** Extracted data entries **
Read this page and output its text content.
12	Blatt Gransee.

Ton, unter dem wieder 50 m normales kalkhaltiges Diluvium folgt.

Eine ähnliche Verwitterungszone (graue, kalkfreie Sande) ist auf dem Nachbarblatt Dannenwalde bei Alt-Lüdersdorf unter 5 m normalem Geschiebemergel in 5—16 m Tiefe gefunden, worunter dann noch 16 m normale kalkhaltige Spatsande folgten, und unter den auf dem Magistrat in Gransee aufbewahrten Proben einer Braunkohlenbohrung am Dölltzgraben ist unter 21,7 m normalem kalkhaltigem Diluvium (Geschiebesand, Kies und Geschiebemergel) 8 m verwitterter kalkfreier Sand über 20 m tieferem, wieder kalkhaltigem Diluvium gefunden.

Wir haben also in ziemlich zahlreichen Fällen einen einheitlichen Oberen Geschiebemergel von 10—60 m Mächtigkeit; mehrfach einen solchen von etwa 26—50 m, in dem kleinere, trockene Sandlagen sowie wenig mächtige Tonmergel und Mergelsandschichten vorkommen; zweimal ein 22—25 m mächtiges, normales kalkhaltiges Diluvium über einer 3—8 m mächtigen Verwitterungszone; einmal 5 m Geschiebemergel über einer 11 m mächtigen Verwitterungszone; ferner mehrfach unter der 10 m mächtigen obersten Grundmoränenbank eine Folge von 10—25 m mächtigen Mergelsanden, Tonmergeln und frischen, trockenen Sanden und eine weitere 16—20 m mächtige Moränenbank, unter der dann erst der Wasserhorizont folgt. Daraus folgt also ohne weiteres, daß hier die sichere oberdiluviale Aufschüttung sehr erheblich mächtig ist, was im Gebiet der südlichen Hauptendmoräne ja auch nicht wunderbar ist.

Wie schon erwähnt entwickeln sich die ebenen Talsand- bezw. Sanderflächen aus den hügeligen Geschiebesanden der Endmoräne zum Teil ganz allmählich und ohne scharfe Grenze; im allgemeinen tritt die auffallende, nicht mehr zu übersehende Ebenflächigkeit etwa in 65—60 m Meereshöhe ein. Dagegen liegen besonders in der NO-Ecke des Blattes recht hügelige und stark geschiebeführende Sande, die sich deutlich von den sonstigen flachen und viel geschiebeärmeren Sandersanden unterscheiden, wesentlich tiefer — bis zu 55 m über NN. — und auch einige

** PROBLEM TO SOLVE **
Reproduce each line of the material above precisely.

** RESULT BELOW **
Read this page and output its text content.
12	Blatt Gransee.

Ton, unter dem wieder 50 m normales kalkhaltiges Diluvium folgt.

Eine ähnliche Verwitterungszone (graue, kalkfreie Sande) ist auf dem Nachbarblatt Dannenwalde bei Alt-Lüdersdorf unter 5 m normalem Geschiebemergel in 5—16 m Tiefe gefunden, worunter dann noch 16 m normale kalkhaltige Spatsande folgten, und unter den auf dem Magistrat in Gransee aufbewahrten Proben einer Braunkohlenbohrung am Dölltzgraben ist unter 21,7 m normalem kalkhaltigem Diluvium (Geschiebesand, Kies und Geschiebemergel) 8 m verwitterter kalkfreier Sand über 20 m tieferem, wieder kalkhaltigem Diluvium gefunden.

Wir haben also in ziemlich zahlreichen Fällen einen einheitlichen Oberen Geschiebemergel von 10—60 m Mächtigkeit; mehrfach einen solchen von etwa 26—50 m, in dem kleinere, trockene Sandlagen sowie wenig mächtige Tonmergel und Mergelsandschichten vorkommen; zweimal ein 22—25 m mächtiges, normales kalkhaltiges Diluvium über einer 3—8 m mächtigen Verwitterungszone; einmal 5 m Geschiebemergel über einer 11 m mächtigen Verwitterungszone; ferner mehrfach unter der 10 m mächtigen obersten Grundmoränenbank eine Folge von 10—25 m mächtigen Mergelsanden, Tonmergeln und frischen, trockenen Sanden und eine weitere 16—20 m mächtige Moränenbank, unter der dann erst der Wasserhorizont folgt. Daraus folgt also ohne weiteres, daß hier die sichere oberdiluviale Aufschüttung sehr erheblich mächtig ist, was im Gebiet der südlichen Hauptendmoräne ja auch nicht wunderbar ist.

Wie schon erwähnt entwickeln sich die ebenen Talsand- bezw. Sanderflächen aus den hügeligen Geschiebesanden der Endmoräne zum Teil ganz allmählich und ohne scharfe Grenze; im allgemeinen tritt die auffallende, nicht mehr zu übersehende Ebenflächigkeit etwa in 65—60 m Meereshöhe ein. Dagegen liegen besonders in der NO-Ecke des Blattes recht hügelige und stark geschiebeführende Sande, die sich deutlich von den sonstigen flachen und viel geschiebeärmeren Sandersanden unterscheiden, wesentlich tiefer — bis zu 55 m über NN. — und auch einige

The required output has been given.